(Stored records)
[Begin]
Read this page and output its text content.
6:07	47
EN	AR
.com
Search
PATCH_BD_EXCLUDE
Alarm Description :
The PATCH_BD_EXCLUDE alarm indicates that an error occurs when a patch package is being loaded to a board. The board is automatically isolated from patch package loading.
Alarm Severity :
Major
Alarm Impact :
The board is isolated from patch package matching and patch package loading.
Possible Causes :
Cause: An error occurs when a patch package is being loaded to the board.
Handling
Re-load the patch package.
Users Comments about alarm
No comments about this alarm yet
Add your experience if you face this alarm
[End]
> [Aim of the exercise] All of the material must be reproduced exactly.

> [Task output]
Read this page and output its text content.
6:07	47
EN	AR
.com
Search
PATCH_BD_EXCLUDE
Alarm Description :
The PATCH_BD_EXCLUDE alarm indicates that an error occurs when a patch package is being loaded to a board. The board is automatically isolated from patch package loading.
Alarm Severity :
Major
Alarm Impact :
The board is isolated from patch package matching and patch package loading.
Possible Causes :
Cause: An error occurs when a patch package is being loaded to the board.
Handling
Re-load the patch package.
Users Comments about alarm
No comments about this alarm yet
Add your experience if you face this alarm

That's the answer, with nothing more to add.